▸ **SUPPLIED DATA**:
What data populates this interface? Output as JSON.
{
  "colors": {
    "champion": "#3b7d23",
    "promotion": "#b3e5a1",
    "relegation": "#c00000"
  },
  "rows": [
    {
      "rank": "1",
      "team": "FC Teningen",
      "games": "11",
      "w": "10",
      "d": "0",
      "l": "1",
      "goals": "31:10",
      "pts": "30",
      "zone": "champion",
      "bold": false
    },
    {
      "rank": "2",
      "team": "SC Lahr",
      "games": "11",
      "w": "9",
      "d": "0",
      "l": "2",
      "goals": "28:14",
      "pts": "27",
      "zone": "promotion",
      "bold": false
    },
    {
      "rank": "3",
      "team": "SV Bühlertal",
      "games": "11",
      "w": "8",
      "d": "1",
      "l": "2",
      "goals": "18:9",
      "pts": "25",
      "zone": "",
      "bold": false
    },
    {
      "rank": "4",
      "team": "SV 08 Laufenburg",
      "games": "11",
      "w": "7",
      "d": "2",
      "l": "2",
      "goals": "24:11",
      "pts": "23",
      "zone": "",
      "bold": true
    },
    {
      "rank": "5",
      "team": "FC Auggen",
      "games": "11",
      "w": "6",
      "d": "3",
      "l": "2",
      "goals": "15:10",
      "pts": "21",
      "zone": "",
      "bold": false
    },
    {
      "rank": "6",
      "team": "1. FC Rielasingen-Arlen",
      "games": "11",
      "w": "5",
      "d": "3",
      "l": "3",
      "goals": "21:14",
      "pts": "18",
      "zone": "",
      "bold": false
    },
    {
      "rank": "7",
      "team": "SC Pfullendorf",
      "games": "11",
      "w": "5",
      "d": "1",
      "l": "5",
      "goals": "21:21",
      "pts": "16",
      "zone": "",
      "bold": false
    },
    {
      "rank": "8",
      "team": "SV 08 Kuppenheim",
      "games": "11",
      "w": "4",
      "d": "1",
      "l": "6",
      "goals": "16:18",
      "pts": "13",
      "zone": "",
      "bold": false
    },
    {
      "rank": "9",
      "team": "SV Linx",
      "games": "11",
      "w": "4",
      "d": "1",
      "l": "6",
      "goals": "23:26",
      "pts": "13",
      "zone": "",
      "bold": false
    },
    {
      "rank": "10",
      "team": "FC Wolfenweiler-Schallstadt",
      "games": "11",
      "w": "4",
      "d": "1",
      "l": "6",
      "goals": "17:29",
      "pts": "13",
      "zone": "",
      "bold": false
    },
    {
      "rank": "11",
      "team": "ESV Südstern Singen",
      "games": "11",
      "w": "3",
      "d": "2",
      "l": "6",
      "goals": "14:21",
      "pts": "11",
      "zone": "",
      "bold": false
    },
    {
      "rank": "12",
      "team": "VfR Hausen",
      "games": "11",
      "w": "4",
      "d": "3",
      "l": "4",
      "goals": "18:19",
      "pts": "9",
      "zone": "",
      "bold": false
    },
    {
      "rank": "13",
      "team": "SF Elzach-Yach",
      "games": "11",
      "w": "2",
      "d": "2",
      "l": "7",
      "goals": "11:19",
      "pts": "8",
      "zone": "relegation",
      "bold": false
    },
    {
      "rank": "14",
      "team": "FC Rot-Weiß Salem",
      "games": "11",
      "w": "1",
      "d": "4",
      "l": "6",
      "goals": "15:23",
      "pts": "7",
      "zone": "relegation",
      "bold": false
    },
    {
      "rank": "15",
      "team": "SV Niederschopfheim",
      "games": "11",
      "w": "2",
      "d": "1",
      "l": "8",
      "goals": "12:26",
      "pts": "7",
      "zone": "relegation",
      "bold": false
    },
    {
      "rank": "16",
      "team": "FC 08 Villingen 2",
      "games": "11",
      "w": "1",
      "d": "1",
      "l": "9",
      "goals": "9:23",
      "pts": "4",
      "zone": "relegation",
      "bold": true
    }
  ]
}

▸ **EXERCISE DESCRIPTION**: Reproduce the entries above in full, verbatim.

▸ **ANSWER TO THE PROBLEM**:
What data populates this interface? Output as JSON.
{
  "colors": {
    "champion": "#3b7d23",
    "promotion": "#b3e5a1",
    "relegation": "#c00000"
  },
  "rows": [
    {
      "rank": "1",
      "team": "FC Teningen",
      "games": "11",
      "w": "10",
      "d": "0",
      "l": "1",
      "goals": "31:10",
      "pts": "30",
      "zone": "champion",
      "bold": false
    },
    {
      "rank": "2",
      "team": "SC Lahr",
      "games": "11",
      "w": "9",
      "d": "0",
      "l": "2",
      "goals": "28:14",
      "pts": "27",
      "zone": "promotion",
      "bold": false
    },
    {
      "rank": "3",
      "team": "SV Bühlertal",
      "games": "11",
      "w": "8",
      "d": "1",
      "l": "2",
      "goals": "18:9",
      "pts": "25",
      "zone": "",
      "bold": false
    },
    {
      "rank": "4",
      "team": "SV 08 Laufenburg",
      "games": "11",
      "w": "7",
      "d": "2",
      "l": "2",
      "goals": "24:11",
      "pts": "23",
      "zone": "",
      "bold": true
    },
    {
      "rank": "5",
      "team": "FC Auggen",
      "games": "11",
      "w": "6",
      "d": "3",
      "l": "2",
      "goals": "15:10",
      "pts": "21",
      "zone": "",
      "bold": false
    },
    {
      "rank": "6",
      "team": "1. FC Rielasingen-Arlen",
      "games": "11",
      "w": "5",
      "d": "3",
      "l": "3",
      "goals": "21:14",
      "pts": "18",
      "zone": "",
      "bold": false
    },
    {
      "rank": "7",
      "team": "SC Pfullendorf",
      "games": "11",
      "w": "5",
      "d": "1",
      "l": "5",
      "goals": "21:21",
      "pts": "16",
      "zone": "",
      "bold": false
    },
    {
      "rank": "8",
      "team": "SV 08 Kuppenheim",
      "games": "11",
      "w": "4",
      "d": "1",
      "l": "6",
      "goals": "16:18",
      "pts": "13",
      "zone": "",
      "bold": false
    },
    {
      "rank": "9",
      "team": "SV Linx",
      "games": "11",
      "w": "4",
      "d": "1",
      "l": "6",
      "goals": "23:26",
      "pts": "13",
      "zone": "",
      "bold": false
    },
    {
      "rank": "10",
      "team": "FC Wolfenweiler-Schallstadt",
      "games": "11",
      "w": "4",
      "d": "1",
      "l": "6",
      "goals": "17:29",
      "pts": "13",
      "zone": "",
      "bold": false
    },
    {
      "rank": "11",
      "team": "ESV Südstern Singen",
      "games": "11",
      "w": "3",
      "d": "2",
      "l": "6",
      "goals": "14:21",
      "pts": "11",
      "zone": "",
      "bold": false
    },
    {
      "rank": "12",
      "team": "VfR Hausen",
      "games": "11",
      "w": "4",
      "d": "3",
      "l": "4",
      "goals": "18:19",
      "pts": "9",
      "zone": "",
      "bold": false
    },
    {
      "rank": "13",
      "team": "SF Elzach-Yach",
      "games": "11",
      "w": "2",
      "d": "2",
      "l": "7",
      "goals": "11:19",
      "pts": "8",
      "zone": "relegation",
      "bold": false
    },
    {
      "rank": "14",
      "team": "FC Rot-Weiß Salem",
      "games": "11",
      "w": "1",
      "d": "4",
      "l": "6",
      "goals": "15:23",
      "pts": "7",
      "zone": "relegation",
      "bold": false
    },
    {
      "rank": "15",
      "team": "SV Niederschopfheim",
      "games": "11",
      "w": "2",
      "d": "1",
      "l": "8",
      "goals": "12:26",
      "pts": "7",
      "zone": "relegation",
      "bold": false
    },
    {
      "rank": "16",
      "team": "FC 08 Villingen 2",
      "games": "11",
      "w": "1",
      "d": "1",
      "l": "9",
      "goals": "9:23",
      "pts": "4",
      "zone": "relegation",
      "bold": true
    }
  ]
}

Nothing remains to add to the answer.